**TASK BRIEF**
Under this task are some entries; return every one of them exactly.

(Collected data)
-- begin --

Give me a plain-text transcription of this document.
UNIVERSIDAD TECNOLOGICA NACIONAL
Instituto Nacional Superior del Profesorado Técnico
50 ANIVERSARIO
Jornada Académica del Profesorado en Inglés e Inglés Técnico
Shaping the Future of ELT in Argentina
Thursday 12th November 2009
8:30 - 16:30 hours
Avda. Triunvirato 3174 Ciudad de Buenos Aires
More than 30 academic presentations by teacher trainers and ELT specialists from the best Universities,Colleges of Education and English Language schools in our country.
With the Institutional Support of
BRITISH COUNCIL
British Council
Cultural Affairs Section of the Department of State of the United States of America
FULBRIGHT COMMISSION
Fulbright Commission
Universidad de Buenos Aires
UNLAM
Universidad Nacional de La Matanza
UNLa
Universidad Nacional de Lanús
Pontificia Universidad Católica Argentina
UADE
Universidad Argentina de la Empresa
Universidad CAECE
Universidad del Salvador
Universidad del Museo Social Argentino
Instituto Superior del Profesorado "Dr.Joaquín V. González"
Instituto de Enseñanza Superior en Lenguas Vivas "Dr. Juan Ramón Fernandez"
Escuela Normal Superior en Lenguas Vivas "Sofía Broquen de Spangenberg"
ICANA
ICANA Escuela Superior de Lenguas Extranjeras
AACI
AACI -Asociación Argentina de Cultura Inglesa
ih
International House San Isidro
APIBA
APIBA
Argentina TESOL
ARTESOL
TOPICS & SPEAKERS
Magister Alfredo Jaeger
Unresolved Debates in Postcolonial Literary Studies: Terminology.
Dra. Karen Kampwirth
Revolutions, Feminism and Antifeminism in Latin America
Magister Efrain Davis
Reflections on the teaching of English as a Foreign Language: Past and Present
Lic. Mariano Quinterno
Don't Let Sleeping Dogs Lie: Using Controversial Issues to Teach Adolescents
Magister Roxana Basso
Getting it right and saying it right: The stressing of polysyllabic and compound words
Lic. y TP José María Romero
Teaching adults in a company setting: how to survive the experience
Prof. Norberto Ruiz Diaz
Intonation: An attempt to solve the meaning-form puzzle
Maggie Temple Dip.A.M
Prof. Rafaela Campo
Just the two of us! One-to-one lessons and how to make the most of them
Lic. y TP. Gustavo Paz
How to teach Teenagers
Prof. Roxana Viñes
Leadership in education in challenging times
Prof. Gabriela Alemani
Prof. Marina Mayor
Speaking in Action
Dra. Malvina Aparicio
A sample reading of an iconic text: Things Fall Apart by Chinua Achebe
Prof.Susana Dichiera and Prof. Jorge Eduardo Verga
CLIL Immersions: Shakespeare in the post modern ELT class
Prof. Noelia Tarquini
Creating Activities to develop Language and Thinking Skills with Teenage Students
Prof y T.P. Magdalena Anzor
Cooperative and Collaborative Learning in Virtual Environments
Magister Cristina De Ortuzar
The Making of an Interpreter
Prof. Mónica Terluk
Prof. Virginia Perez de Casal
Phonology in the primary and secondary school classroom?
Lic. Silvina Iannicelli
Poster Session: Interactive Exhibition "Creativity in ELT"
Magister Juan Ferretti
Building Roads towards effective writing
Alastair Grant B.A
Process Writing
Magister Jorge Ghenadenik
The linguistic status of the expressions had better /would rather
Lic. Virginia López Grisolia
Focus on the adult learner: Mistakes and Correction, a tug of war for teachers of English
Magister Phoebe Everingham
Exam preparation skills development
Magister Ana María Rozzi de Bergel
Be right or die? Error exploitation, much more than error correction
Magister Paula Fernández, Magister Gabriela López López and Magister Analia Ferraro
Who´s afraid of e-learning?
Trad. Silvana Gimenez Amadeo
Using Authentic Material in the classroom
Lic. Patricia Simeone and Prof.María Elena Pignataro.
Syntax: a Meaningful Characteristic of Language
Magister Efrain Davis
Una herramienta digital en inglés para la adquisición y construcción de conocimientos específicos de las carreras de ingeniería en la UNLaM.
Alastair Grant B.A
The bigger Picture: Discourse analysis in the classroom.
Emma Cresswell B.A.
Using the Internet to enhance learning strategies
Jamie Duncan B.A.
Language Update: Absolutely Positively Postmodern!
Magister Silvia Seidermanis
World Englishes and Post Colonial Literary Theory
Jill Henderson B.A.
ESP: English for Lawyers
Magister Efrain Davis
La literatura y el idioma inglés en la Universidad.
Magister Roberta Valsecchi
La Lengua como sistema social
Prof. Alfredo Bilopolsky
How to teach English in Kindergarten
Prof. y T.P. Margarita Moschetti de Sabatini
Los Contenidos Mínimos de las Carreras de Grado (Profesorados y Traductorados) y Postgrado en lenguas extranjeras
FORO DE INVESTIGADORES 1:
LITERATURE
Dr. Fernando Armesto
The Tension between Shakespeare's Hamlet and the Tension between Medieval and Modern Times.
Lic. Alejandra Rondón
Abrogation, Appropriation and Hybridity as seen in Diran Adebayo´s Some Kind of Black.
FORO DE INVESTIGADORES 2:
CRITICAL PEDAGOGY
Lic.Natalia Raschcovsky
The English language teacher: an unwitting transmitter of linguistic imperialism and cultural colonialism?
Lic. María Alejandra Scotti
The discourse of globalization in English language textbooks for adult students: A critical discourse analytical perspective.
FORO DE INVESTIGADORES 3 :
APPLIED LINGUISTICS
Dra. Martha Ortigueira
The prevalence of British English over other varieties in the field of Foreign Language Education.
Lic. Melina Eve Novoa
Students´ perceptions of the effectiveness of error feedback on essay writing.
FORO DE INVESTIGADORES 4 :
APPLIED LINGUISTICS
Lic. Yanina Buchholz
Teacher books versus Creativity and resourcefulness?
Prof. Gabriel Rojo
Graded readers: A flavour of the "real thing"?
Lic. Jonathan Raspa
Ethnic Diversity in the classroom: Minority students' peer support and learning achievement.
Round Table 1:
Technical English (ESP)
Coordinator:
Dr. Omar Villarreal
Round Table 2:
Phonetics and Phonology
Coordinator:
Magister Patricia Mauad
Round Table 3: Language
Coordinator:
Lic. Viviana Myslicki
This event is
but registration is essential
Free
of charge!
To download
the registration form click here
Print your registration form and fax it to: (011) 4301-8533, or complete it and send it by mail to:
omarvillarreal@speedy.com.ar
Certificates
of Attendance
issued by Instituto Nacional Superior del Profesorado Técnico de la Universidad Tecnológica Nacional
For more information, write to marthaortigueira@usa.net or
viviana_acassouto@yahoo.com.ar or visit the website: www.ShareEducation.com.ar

-- end --

**THE ANSWER**
Give me a plain-text transcription of this document.
UNIVERSIDAD TECNOLOGICA NACIONAL
Instituto Nacional Superior del Profesorado Técnico
50 ANIVERSARIO
Jornada Académica del Profesorado en Inglés e Inglés Técnico
Shaping the Future of ELT in Argentina
Thursday 12th November 2009
8:30 - 16:30 hours
Avda. Triunvirato 3174 Ciudad de Buenos Aires
More than 30 academic presentations by teacher trainers and ELT specialists from the best Universities,Colleges of Education and English Language schools in our country.
With the Institutional Support of
BRITISH COUNCIL
British Council
Cultural Affairs Section of the Department of State of the United States of America
FULBRIGHT COMMISSION
Fulbright Commission
Universidad de Buenos Aires
UNLAM
Universidad Nacional de La Matanza
UNLa
Universidad Nacional de Lanús
Pontificia Universidad Católica Argentina
UADE
Universidad Argentina de la Empresa
Universidad CAECE
Universidad del Salvador
Universidad del Museo Social Argentino
Instituto Superior del Profesorado "Dr.Joaquín V. González"
Instituto de Enseñanza Superior en Lenguas Vivas "Dr. Juan Ramón Fernandez"
Escuela Normal Superior en Lenguas Vivas "Sofía Broquen de Spangenberg"
ICANA
ICANA Escuela Superior de Lenguas Extranjeras
AACI
AACI -Asociación Argentina de Cultura Inglesa
ih
International House San Isidro
APIBA
APIBA
Argentina TESOL
ARTESOL
TOPICS & SPEAKERS
Magister Alfredo Jaeger
Unresolved Debates in Postcolonial Literary Studies: Terminology.
Dra. Karen Kampwirth
Revolutions, Feminism and Antifeminism in Latin America
Magister Efrain Davis
Reflections on the teaching of English as a Foreign Language: Past and Present
Lic. Mariano Quinterno
Don't Let Sleeping Dogs Lie: Using Controversial Issues to Teach Adolescents
Magister Roxana Basso
Getting it right and saying it right: The stressing of polysyllabic and compound words
Lic. y TP José María Romero
Teaching adults in a company setting: how to survive the experience
Prof. Norberto Ruiz Diaz
Intonation: An attempt to solve the meaning-form puzzle
Maggie Temple Dip.A.M
Prof. Rafaela Campo
Just the two of us! One-to-one lessons and how to make the most of them
Lic. y TP. Gustavo Paz
How to teach Teenagers
Prof. Roxana Viñes
Leadership in education in challenging times
Prof. Gabriela Alemani
Prof. Marina Mayor
Speaking in Action
Dra. Malvina Aparicio
A sample reading of an iconic text: Things Fall Apart by Chinua Achebe
Prof.Susana Dichiera and Prof. Jorge Eduardo Verga
CLIL Immersions: Shakespeare in the post modern ELT class
Prof. Noelia Tarquini
Creating Activities to develop Language and Thinking Skills with Teenage Students
Prof y T.P. Magdalena Anzor
Cooperative and Collaborative Learning in Virtual Environments
Magister Cristina De Ortuzar
The Making of an Interpreter
Prof. Mónica Terluk
Prof. Virginia Perez de Casal
Phonology in the primary and secondary school classroom?
Lic. Silvina Iannicelli
Poster Session: Interactive Exhibition "Creativity in ELT"
Magister Juan Ferretti
Building Roads towards effective writing
Alastair Grant B.A
Process Writing
Magister Jorge Ghenadenik
The linguistic status of the expressions had better /would rather
Lic. Virginia López Grisolia
Focus on the adult learner: Mistakes and Correction, a tug of war for teachers of English
Magister Phoebe Everingham
Exam preparation skills development
Magister Ana María Rozzi de Bergel
Be right or die? Error exploitation, much more than error correction
Magister Paula Fernández, Magister Gabriela López López and Magister Analia Ferraro
Who´s afraid of e-learning?
Trad. Silvana Gimenez Amadeo
Using Authentic Material in the classroom
Lic. Patricia Simeone and Prof.María Elena Pignataro.
Syntax: a Meaningful Characteristic of Language
Magister Efrain Davis
Una herramienta digital en inglés para la adquisición y construcción de conocimientos específicos de las carreras de ingeniería en la UNLaM.
Alastair Grant B.A
The bigger Picture: Discourse analysis in the classroom.
Emma Cresswell B.A.
Using the Internet to enhance learning strategies
Jamie Duncan B.A.
Language Update: Absolutely Positively Postmodern!
Magister Silvia Seidermanis
World Englishes and Post Colonial Literary Theory
Jill Henderson B.A.
ESP: English for Lawyers
Magister Efrain Davis
La literatura y el idioma inglés en la Universidad.
Magister Roberta Valsecchi
La Lengua como sistema social
Prof. Alfredo Bilopolsky
How to teach English in Kindergarten
Prof. y T.P. Margarita Moschetti de Sabatini
Los Contenidos Mínimos de las Carreras de Grado (Profesorados y Traductorados) y Postgrado en lenguas extranjeras
FORO DE INVESTIGADORES 1:
LITERATURE
Dr. Fernando Armesto
The Tension between Shakespeare's Hamlet and the Tension between Medieval and Modern Times.
Lic. Alejandra Rondón
Abrogation, Appropriation and Hybridity as seen in Diran Adebayo´s Some Kind of Black.
FORO DE INVESTIGADORES 2:
CRITICAL PEDAGOGY
Lic.Natalia Raschcovsky
The English language teacher: an unwitting transmitter of linguistic imperialism and cultural colonialism?
Lic. María Alejandra Scotti
The discourse of globalization in English language textbooks for adult students: A critical discourse analytical perspective.
FORO DE INVESTIGADORES 3 :
APPLIED LINGUISTICS
Dra. Martha Ortigueira
The prevalence of British English over other varieties in the field of Foreign Language Education.
Lic. Melina Eve Novoa
Students´ perceptions of the effectiveness of error feedback on essay writing.
FORO DE INVESTIGADORES 4 :
APPLIED LINGUISTICS
Lic. Yanina Buchholz
Teacher books versus Creativity and resourcefulness?
Prof. Gabriel Rojo
Graded readers: A flavour of the "real thing"?
Lic. Jonathan Raspa
Ethnic Diversity in the classroom: Minority students' peer support and learning achievement.
Round Table 1:
Technical English (ESP)
Coordinator:
Dr. Omar Villarreal
Round Table 2:
Phonetics and Phonology
Coordinator:
Magister Patricia Mauad
Round Table 3: Language
Coordinator:
Lic. Viviana Myslicki
This event is
but registration is essential
Free
of charge!
To download
the registration form click here
Print your registration form and fax it to: (011) 4301-8533, or complete it and send it by mail to:
omarvillarreal@speedy.com.ar
Certificates
of Attendance
issued by Instituto Nacional Superior del Profesorado Técnico de la Universidad Tecnológica Nacional
For more information, write to marthaortigueira@usa.net or
viviana_acassouto@yahoo.com.ar or visit the website: www.ShareEducation.com.ar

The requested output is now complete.